[begin Data shown]

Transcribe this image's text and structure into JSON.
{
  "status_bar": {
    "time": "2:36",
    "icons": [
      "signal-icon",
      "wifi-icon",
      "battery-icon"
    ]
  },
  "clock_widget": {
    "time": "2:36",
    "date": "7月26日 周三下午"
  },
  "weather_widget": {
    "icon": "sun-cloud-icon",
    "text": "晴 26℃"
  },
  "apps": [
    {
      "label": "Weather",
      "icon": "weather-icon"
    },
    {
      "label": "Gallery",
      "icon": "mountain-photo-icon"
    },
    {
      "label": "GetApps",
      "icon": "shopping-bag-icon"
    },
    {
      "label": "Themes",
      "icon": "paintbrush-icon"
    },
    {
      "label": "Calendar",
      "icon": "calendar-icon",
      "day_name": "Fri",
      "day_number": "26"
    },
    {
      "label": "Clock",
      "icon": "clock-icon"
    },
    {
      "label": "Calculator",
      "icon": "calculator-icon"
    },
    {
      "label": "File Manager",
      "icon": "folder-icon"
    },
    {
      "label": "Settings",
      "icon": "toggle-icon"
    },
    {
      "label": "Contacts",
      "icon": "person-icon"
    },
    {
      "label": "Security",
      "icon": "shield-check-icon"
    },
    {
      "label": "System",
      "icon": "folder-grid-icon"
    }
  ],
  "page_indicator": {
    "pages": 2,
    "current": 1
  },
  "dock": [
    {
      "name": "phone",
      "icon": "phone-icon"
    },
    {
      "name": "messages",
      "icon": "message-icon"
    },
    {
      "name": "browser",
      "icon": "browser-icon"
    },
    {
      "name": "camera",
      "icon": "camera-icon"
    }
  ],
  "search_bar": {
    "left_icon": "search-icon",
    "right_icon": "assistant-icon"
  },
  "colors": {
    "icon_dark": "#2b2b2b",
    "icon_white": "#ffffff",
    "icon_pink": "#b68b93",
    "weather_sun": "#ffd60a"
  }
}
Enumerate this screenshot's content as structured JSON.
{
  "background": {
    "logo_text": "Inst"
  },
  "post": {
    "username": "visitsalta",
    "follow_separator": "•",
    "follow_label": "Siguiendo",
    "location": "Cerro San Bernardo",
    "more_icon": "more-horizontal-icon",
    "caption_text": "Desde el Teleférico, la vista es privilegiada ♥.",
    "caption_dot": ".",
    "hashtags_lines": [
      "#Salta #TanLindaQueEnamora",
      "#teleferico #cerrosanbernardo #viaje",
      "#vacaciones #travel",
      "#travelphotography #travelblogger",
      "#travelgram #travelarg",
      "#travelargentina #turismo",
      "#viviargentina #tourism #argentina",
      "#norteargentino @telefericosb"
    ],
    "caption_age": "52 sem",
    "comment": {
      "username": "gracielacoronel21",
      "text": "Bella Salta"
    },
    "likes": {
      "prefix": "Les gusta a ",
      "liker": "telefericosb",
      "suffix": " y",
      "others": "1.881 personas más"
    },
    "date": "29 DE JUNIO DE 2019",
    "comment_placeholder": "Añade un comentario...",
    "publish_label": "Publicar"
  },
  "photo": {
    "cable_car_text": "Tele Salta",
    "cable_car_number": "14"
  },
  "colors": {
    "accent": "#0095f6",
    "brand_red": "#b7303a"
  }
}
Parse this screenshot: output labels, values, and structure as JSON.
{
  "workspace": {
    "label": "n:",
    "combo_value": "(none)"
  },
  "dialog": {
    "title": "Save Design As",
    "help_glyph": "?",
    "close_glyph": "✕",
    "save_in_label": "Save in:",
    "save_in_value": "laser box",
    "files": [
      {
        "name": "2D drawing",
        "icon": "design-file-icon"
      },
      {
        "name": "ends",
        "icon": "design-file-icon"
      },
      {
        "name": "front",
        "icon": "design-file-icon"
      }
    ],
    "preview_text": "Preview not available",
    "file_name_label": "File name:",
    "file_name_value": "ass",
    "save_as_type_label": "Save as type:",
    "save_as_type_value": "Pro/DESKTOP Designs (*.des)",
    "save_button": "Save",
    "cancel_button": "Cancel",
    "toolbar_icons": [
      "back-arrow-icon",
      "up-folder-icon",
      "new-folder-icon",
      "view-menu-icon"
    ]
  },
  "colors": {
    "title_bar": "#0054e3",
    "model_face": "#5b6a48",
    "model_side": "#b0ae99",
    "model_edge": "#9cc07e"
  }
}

[end Data shown]

**Stated problem**
Give the entries again in full, exactly as they are written.

**Result for this task**
Transcribe this image's text and structure into JSON.
{
  "status_bar": {
    "time": "2:36",
    "icons": [
      "signal-icon",
      "wifi-icon",
      "battery-icon"
    ]
  },
  "clock_widget": {
    "time": "2:36",
    "date": "7月26日 周三下午"
  },
  "weather_widget": {
    "icon": "sun-cloud-icon",
    "text": "晴 26℃"
  },
  "apps": [
    {
      "label": "Weather",
      "icon": "weather-icon"
    },
    {
      "label": "Gallery",
      "icon": "mountain-photo-icon"
    },
    {
      "label": "GetApps",
      "icon": "shopping-bag-icon"
    },
    {
      "label": "Themes",
      "icon": "paintbrush-icon"
    },
    {
      "label": "Calendar",
      "icon": "calendar-icon",
      "day_name": "Fri",
      "day_number": "26"
    },
    {
      "label": "Clock",
      "icon": "clock-icon"
    },
    {
      "label": "Calculator",
      "icon": "calculator-icon"
    },
    {
      "label": "File Manager",
      "icon": "folder-icon"
    },
    {
      "label": "Settings",
      "icon": "toggle-icon"
    },
    {
      "label": "Contacts",
      "icon": "person-icon"
    },
    {
      "label": "Security",
      "icon": "shield-check-icon"
    },
    {
      "label": "System",
      "icon": "folder-grid-icon"
    }
  ],
  "page_indicator": {
    "pages": 2,
    "current": 1
  },
  "dock": [
    {
      "name": "phone",
      "icon": "phone-icon"
    },
    {
      "name": "messages",
      "icon": "message-icon"
    },
    {
      "name": "browser",
      "icon": "browser-icon"
    },
    {
      "name": "camera",
      "icon": "camera-icon"
    }
  ],
  "search_bar": {
    "left_icon": "search-icon",
    "right_icon": "assistant-icon"
  },
  "colors": {
    "icon_dark": "#2b2b2b",
    "icon_white": "#ffffff",
    "icon_pink": "#b68b93",
    "weather_sun": "#ffd60a"
  }
}
Enumerate this screenshot's content as structured JSON.
{
  "background": {
    "logo_text": "Inst"
  },
  "post": {
    "username": "visitsalta",
    "follow_separator": "•",
    "follow_label": "Siguiendo",
    "location": "Cerro San Bernardo",
    "more_icon": "more-horizontal-icon",
    "caption_text": "Desde el Teleférico, la vista es privilegiada ♥.",
    "caption_dot": ".",
    "hashtags_lines": [
      "#Salta #TanLindaQueEnamora",
      "#teleferico #cerrosanbernardo #viaje",
      "#vacaciones #travel",
      "#travelphotography #travelblogger",
      "#travelgram #travelarg",
      "#travelargentina #turismo",
      "#viviargentina #tourism #argentina",
      "#norteargentino @telefericosb"
    ],
    "caption_age": "52 sem",
    "comment": {
      "username": "gracielacoronel21",
      "text": "Bella Salta"
    },
    "likes": {
      "prefix": "Les gusta a ",
      "liker": "telefericosb",
      "suffix": " y",
      "others": "1.881 personas más"
    },
    "date": "29 DE JUNIO DE 2019",
    "comment_placeholder": "Añade un comentario...",
    "publish_label": "Publicar"
  },
  "photo": {
    "cable_car_text": "Tele Salta",
    "cable_car_number": "14"
  },
  "colors": {
    "accent": "#0095f6",
    "brand_red": "#b7303a"
  }
}
Parse this screenshot: output labels, values, and structure as JSON.
{
  "workspace": {
    "label": "n:",
    "combo_value": "(none)"
  },
  "dialog": {
    "title": "Save Design As",
    "help_glyph": "?",
    "close_glyph": "✕",
    "save_in_label": "Save in:",
    "save_in_value": "laser box",
    "files": [
      {
        "name": "2D drawing",
        "icon": "design-file-icon"
      },
      {
        "name": "ends",
        "icon": "design-file-icon"
      },
      {
        "name": "front",
        "icon": "design-file-icon"
      }
    ],
    "preview_text": "Preview not available",
    "file_name_label": "File name:",
    "file_name_value": "ass",
    "save_as_type_label": "Save as type:",
    "save_as_type_value": "Pro/DESKTOP Designs (*.des)",
    "save_button": "Save",
    "cancel_button": "Cancel",
    "toolbar_icons": [
      "back-arrow-icon",
      "up-folder-icon",
      "new-folder-icon",
      "view-menu-icon"
    ]
  },
  "colors": {
    "title_bar": "#0054e3",
    "model_face": "#5b6a48",
    "model_side": "#b0ae99",
    "model_edge": "#9cc07e"
  }
}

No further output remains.